═══ Supplied entries

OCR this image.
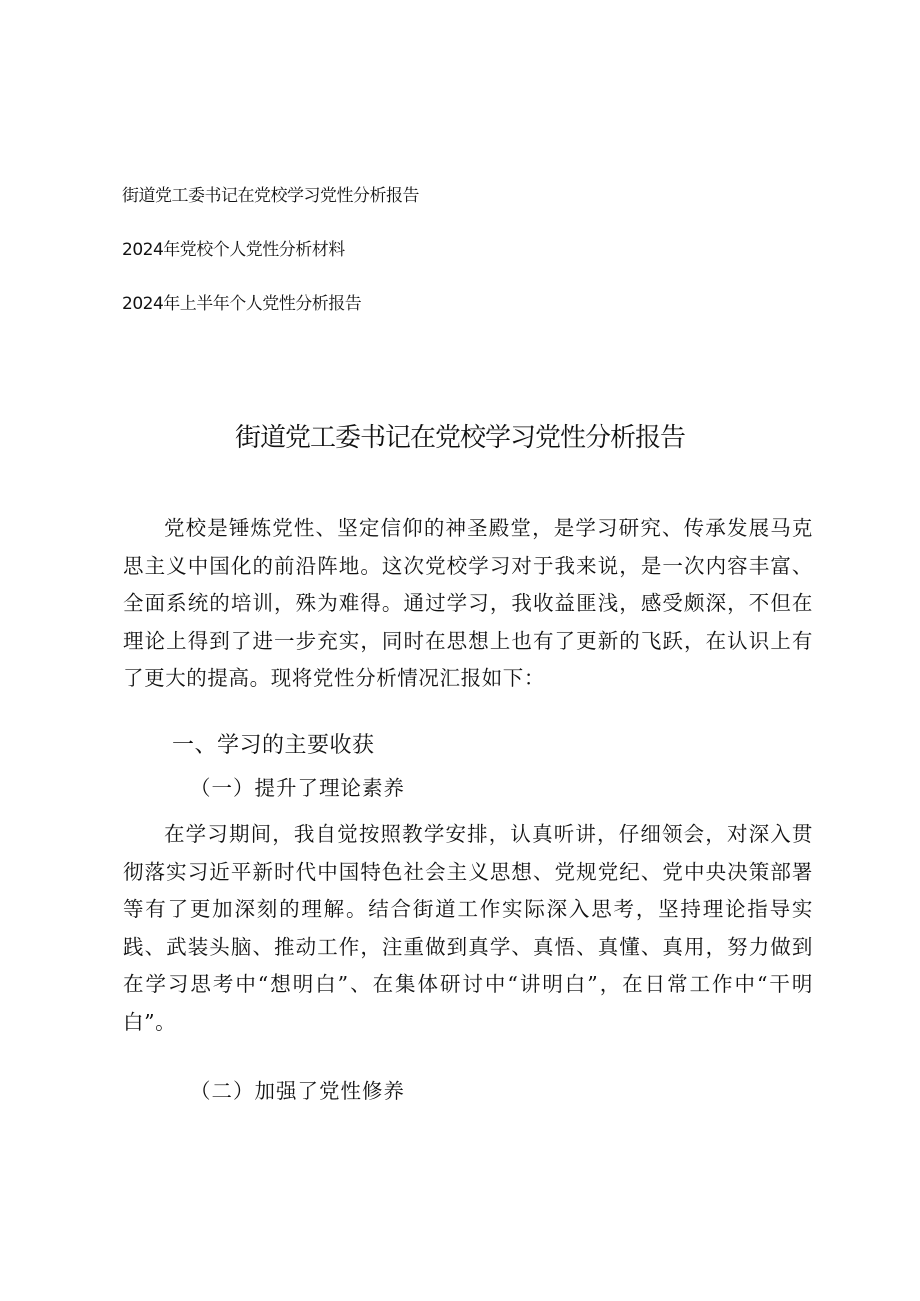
街道党工委书记在党校学习党性分析报告
2024年党校个人党性分析材料
2024年上半年个人党性分析报告
街道党工委书记在党校学习党性分析报告

党校是锤炼党性、坚定信仰的神圣殿堂，是学习研究、传承发展马克思主义中国化的前沿阵地。这次党校学习对于我来说，是一次内容丰富、全面系统的培训，殊为难得。通过学习，我收益匪浅，感受颇深，不但在理论上得到了进一步充实，同时在思想上也有了更新的飞跃，在认识上有了更大的提高。现将党性分析情况汇报如下：

一、学习的主要收获
（一）提升了理论素养

在学习期间，我自觉按照教学安排，认真听讲，仔细领会，对深入贯彻落实习近平新时代中国特色社会主义思想、党规党纪、党中央决策部署等有了更加深刻的理解。结合街道工作实际深入思考，坚持理论指导实践、武装头脑、推动工作，注重做到真学、真悟、真懂、真用，努力做到在学习思考中“想明白”、在集体研讨中“讲明白”，在日常工作中“干明白”。

（二）加强了党性修养
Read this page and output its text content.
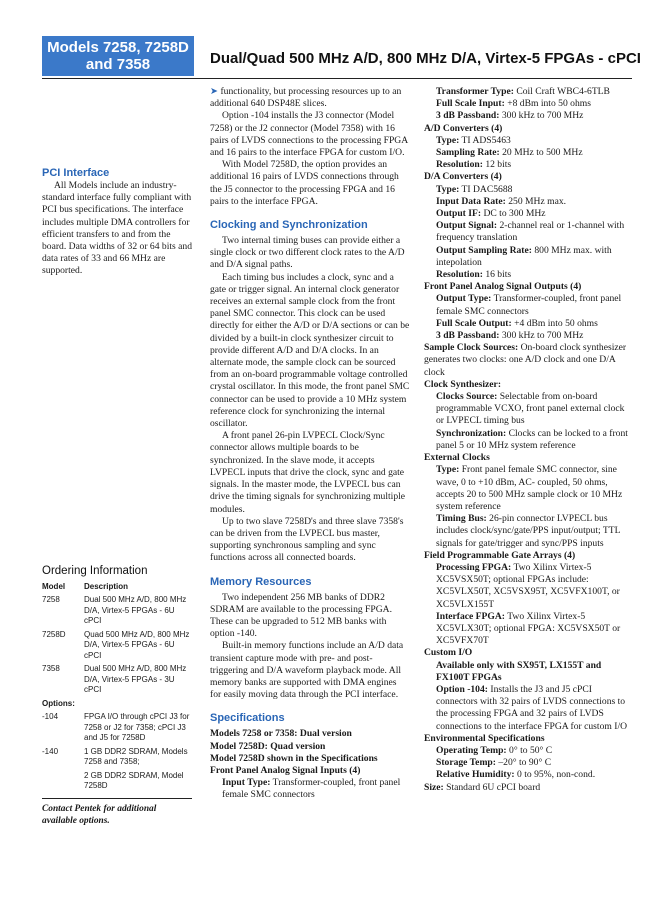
Models 7258, 7258D and 7358	Dual/Quad 500 MHz A/D, 800 MHz D/A, Virtex-5 FPGAs - cPCI
PCI Interface

All Models include an industry-standard interface fully compliant with PCI bus specifications. The interface includes multiple DMA controllers for efficient transfers to and from the board. Data widths of 32 or 64 bits and data rates of 33 and 66 MHz are supported.

Ordering Information
Model	Description
7258	Dual 500 MHz A/D, 800 MHz D/A, Virtex-5 FPGAs - 6U cPCI
7258D	Quad 500 MHz A/D, 800 MHz D/A, Virtex-5 FPGAs - 6U cPCI
7358	Dual 500 MHz A/D, 800 MHz D/A, Virtex-5 FPGAs - 3U cPCI
Options:
-104	FPGA I/O through cPCI J3 for 7258 or J2 for 7358; cPCI J3 and J5 for 7258D
-140	1 GB DDR2 SDRAM, Models 7258 and 7358;
2 GB DDR2 SDRAM, Model 7258D

Contact Pentek for additional available options.

➤ functionality, but processing resources up to an additional 640 DSP48E slices.

Option -104 installs the J3 connector (Model 7258) or the J2 connector (Model 7358) with 16 pairs of LVDS connections to the processing FPGA and 16 pairs to the interface FPGA for custom I/O.

With Model 7258D, the option provides an additional 16 pairs of LVDS connections through the J5 connector to the processing FPGA and 16 pairs to the interface FPGA.

Clocking and Synchronization

Two internal timing buses can provide either a single clock or two different clock rates to the A/D and D/A signal paths.

Each timing bus includes a clock, sync and a gate or trigger signal. An internal clock generator receives an external sample clock from the front panel SMC connector. This clock can be used directly for either the A/D or D/A sections or can be divided by a built-in clock synthesizer circuit to provide different A/D and D/A clocks. In an alternate mode, the sample clock can be sourced from an on-board programmable voltage controlled crystal oscillator. In this mode, the front panel SMC connector can be used to provide a 10 MHz system reference clock for synchronizing the internal oscillator.

A front panel 26-pin LVPECL Clock/Sync connector allows multiple boards to be synchronized. In the slave mode, it accepts LVPECL inputs that drive the clock, sync and gate signals. In the master mode, the LVPECL bus can drive the timing signals for synchronizing multiple modules.

Up to two slave 7258D's and three slave 7358's can be driven from the LVPECL bus master, supporting synchronous sampling and sync functions across all connected boards.

Memory Resources

Two independent 256 MB banks of DDR2 SDRAM are available to the processing FPGA. These can be upgraded to 512 MB banks with option -140.

Built-in memory functions include an A/D data transient capture mode with pre- and post-triggering and D/A waveform playback mode. All memory banks are supported with DMA engines for easily moving data through the PCI interface.

Specifications

Models 7258 or 7358: Dual version

Model 7258D: Quad version

Model 7258D shown in the Specifications

Front Panel Analog Signal Inputs (4)

Input Type: Transformer-coupled, front panel female SMC connectors

Transformer Type: Coil Craft WBC4-6TLB

Full Scale Input: +8 dBm into 50 ohms

3 dB Passband: 300 kHz to 700 MHz

A/D Converters (4)

Type: TI ADS5463

Sampling Rate: 20 MHz to 500 MHz

Resolution: 12 bits

D/A Converters (4)

Type: TI DAC5688

Input Data Rate: 250 MHz max.

Output IF: DC to 300 MHz

Output Signal: 2-channel real or 1-channel with frequency translation

Output Sampling Rate: 800 MHz max. with intepolation

Resolution: 16 bits

Front Panel Analog Signal Outputs (4)

Output Type: Transformer-coupled, front panel female SMC connectors

Full Scale Output: +4 dBm into 50 ohms

3 dB Passband: 300 kHz to 700 MHz

Sample Clock Sources: On-board clock synthesizer generates two clocks: one A/D clock and one D/A clock

Clock Synthesizer:

Clocks Source: Selectable from on-board programmable VCXO, front panel external clock or LVPECL timing bus

Synchronization: Clocks can be locked to a front panel 5 or 10 MHz system reference

External Clocks

Type: Front panel female SMC connector, sine wave, 0 to +10 dBm, AC- coupled, 50 ohms, accepts 20 to 500 MHz sample clock or 10 MHz system reference

Timing Bus: 26-pin connector LVPECL bus includes clock/sync/gate/PPS input/output; TTL signals for gate/trigger and sync/PPS inputs

Field Programmable Gate Arrays (4)

Processing FPGA: Two Xilinx Virtex-5 XC5VSX50T; optional FPGAs include: XC5VLX50T, XC5VSX95T, XC5VFX100T, or XC5VLX155T

Interface FPGA: Two Xilinx Virtex-5 XC5VLX30T; optional FPGA: XC5VSX50T or XC5VFX70T

Custom I/O

Available only with SX95T, LX155T and FX100T FPGAs

Option -104: Installs the J3 and J5 cPCI connectors with 32 pairs of LVDS connections to the processing FPGA and 32 pairs of LVDS connections to the interface FPGA for custom I/O

Environmental Specifications

Operating Temp: 0° to 50° C

Storage Temp: –20° to 90° C

Relative Humidity: 0 to 95%, non-cond.

Size: Standard 6U cPCI board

══════

* **What this task involves**
Copy out every line holding the string "boards".

* **Reply to the task**
A front panel 26-pin LVPECL Clock/Sync connector allows multiple boards to be synchronized. In the slave mode, it accepts LVPECL inputs that drive the clock, sync and gate signals. In the master mode, the LVPECL bus can drive the timing signals for synchronizing multiple modules.
Up to two slave 7258D's and three slave 7358's can be driven from the LVPECL bus master, supporting synchronous sampling and sync functions across all connected boards.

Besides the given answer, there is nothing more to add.